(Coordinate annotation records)
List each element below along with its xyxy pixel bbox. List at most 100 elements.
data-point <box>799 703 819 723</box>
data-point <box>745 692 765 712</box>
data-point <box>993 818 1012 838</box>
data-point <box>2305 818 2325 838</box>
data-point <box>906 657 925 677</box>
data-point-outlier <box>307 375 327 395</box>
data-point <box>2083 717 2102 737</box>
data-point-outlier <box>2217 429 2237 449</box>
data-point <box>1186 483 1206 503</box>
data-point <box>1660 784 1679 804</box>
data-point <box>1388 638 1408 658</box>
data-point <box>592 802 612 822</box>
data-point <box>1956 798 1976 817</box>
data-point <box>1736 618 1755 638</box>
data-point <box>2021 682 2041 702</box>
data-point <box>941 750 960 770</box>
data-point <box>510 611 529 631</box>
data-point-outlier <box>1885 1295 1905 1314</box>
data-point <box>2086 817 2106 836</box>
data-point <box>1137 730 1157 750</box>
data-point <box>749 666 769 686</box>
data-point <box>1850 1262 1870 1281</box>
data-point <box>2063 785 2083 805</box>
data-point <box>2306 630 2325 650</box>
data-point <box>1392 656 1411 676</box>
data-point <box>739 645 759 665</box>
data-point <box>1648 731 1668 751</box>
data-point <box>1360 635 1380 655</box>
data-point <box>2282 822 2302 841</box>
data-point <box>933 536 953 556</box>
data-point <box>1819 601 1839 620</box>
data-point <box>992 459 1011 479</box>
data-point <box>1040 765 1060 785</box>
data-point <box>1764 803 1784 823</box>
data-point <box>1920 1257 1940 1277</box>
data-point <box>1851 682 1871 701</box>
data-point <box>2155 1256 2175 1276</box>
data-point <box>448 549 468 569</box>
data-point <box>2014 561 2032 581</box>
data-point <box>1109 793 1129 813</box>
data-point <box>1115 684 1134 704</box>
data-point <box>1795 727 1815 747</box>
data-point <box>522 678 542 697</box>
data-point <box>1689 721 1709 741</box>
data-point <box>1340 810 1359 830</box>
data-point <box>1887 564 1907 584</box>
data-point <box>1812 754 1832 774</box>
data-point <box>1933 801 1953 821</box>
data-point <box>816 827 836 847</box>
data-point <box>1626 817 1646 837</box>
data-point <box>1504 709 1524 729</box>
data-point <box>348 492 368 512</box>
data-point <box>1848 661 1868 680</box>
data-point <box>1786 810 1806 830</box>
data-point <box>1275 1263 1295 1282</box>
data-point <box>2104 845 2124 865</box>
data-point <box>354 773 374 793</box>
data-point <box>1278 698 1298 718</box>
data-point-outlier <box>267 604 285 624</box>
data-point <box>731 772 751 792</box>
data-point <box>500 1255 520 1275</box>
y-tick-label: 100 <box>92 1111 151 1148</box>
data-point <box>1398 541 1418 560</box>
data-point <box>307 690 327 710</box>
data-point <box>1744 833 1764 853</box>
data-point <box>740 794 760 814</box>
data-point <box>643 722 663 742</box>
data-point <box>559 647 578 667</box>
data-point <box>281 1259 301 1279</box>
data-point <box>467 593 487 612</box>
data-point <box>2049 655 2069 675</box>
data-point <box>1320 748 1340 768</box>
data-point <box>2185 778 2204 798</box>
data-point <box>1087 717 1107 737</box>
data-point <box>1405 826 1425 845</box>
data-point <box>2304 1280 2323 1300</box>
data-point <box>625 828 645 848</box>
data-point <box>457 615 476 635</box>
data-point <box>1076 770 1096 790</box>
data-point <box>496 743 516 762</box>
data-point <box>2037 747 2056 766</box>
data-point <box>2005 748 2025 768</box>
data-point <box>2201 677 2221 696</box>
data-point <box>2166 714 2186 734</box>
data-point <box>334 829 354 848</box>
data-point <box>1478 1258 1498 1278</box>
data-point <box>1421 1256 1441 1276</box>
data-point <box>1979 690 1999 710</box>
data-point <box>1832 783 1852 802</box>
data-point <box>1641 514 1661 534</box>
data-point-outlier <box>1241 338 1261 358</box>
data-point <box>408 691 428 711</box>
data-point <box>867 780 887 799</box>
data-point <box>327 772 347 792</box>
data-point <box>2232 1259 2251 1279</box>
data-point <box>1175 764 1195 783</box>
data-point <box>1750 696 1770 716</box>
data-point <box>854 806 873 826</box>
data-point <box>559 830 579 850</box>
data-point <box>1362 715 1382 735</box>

→ **WRITTEN REQUEST**
Switch each "data-point-outlier" in the records to "outlier", then write out all the lines again with nothing else changed.

→ **RESPONSE FOR THIS EXERCISE**
List each element below along with its xyxy pixel bbox. List at most 100 elements.
data-point <box>799 703 819 723</box>
data-point <box>745 692 765 712</box>
data-point <box>993 818 1012 838</box>
data-point <box>2305 818 2325 838</box>
data-point <box>906 657 925 677</box>
outlier <box>307 375 327 395</box>
data-point <box>2083 717 2102 737</box>
outlier <box>2217 429 2237 449</box>
data-point <box>1186 483 1206 503</box>
data-point <box>1660 784 1679 804</box>
data-point <box>1388 638 1408 658</box>
data-point <box>592 802 612 822</box>
data-point <box>1956 798 1976 817</box>
data-point <box>1736 618 1755 638</box>
data-point <box>2021 682 2041 702</box>
data-point <box>941 750 960 770</box>
data-point <box>510 611 529 631</box>
outlier <box>1885 1295 1905 1314</box>
data-point <box>2086 817 2106 836</box>
data-point <box>1137 730 1157 750</box>
data-point <box>749 666 769 686</box>
data-point <box>1850 1262 1870 1281</box>
data-point <box>2063 785 2083 805</box>
data-point <box>2306 630 2325 650</box>
data-point <box>1392 656 1411 676</box>
data-point <box>739 645 759 665</box>
data-point <box>1648 731 1668 751</box>
data-point <box>1360 635 1380 655</box>
data-point <box>2282 822 2302 841</box>
data-point <box>933 536 953 556</box>
data-point <box>1819 601 1839 620</box>
data-point <box>992 459 1011 479</box>
data-point <box>1040 765 1060 785</box>
data-point <box>1764 803 1784 823</box>
data-point <box>1920 1257 1940 1277</box>
data-point <box>1851 682 1871 701</box>
data-point <box>2155 1256 2175 1276</box>
data-point <box>448 549 468 569</box>
data-point <box>2014 561 2032 581</box>
data-point <box>1109 793 1129 813</box>
data-point <box>1115 684 1134 704</box>
data-point <box>1795 727 1815 747</box>
data-point <box>522 678 542 697</box>
data-point <box>1689 721 1709 741</box>
data-point <box>1340 810 1359 830</box>
data-point <box>1887 564 1907 584</box>
data-point <box>1812 754 1832 774</box>
data-point <box>1933 801 1953 821</box>
data-point <box>816 827 836 847</box>
data-point <box>1626 817 1646 837</box>
data-point <box>1504 709 1524 729</box>
data-point <box>348 492 368 512</box>
data-point <box>1848 661 1868 680</box>
data-point <box>1786 810 1806 830</box>
data-point <box>1275 1263 1295 1282</box>
data-point <box>2104 845 2124 865</box>
data-point <box>354 773 374 793</box>
data-point <box>1278 698 1298 718</box>
outlier <box>267 604 285 624</box>
data-point <box>731 772 751 792</box>
data-point <box>500 1255 520 1275</box>
y-tick-label: 100 <box>92 1111 151 1148</box>
data-point <box>1398 541 1418 560</box>
data-point <box>307 690 327 710</box>
data-point <box>1744 833 1764 853</box>
data-point <box>740 794 760 814</box>
data-point <box>643 722 663 742</box>
data-point <box>559 647 578 667</box>
data-point <box>281 1259 301 1279</box>
data-point <box>467 593 487 612</box>
data-point <box>2049 655 2069 675</box>
data-point <box>1320 748 1340 768</box>
data-point <box>2185 778 2204 798</box>
data-point <box>1087 717 1107 737</box>
data-point <box>1405 826 1425 845</box>
data-point <box>2304 1280 2323 1300</box>
data-point <box>625 828 645 848</box>
data-point <box>457 615 476 635</box>
data-point <box>1076 770 1096 790</box>
data-point <box>496 743 516 762</box>
data-point <box>2037 747 2056 766</box>
data-point <box>2005 748 2025 768</box>
data-point <box>2201 677 2221 696</box>
data-point <box>2166 714 2186 734</box>
data-point <box>334 829 354 848</box>
data-point <box>1478 1258 1498 1278</box>
data-point <box>1421 1256 1441 1276</box>
data-point <box>1979 690 1999 710</box>
data-point <box>1832 783 1852 802</box>
data-point <box>1641 514 1661 534</box>
outlier <box>1241 338 1261 358</box>
data-point <box>408 691 428 711</box>
data-point <box>867 780 887 799</box>
data-point <box>327 772 347 792</box>
data-point <box>2232 1259 2251 1279</box>
data-point <box>1175 764 1195 783</box>
data-point <box>1750 696 1770 716</box>
data-point <box>854 806 873 826</box>
data-point <box>559 830 579 850</box>
data-point <box>1362 715 1382 735</box>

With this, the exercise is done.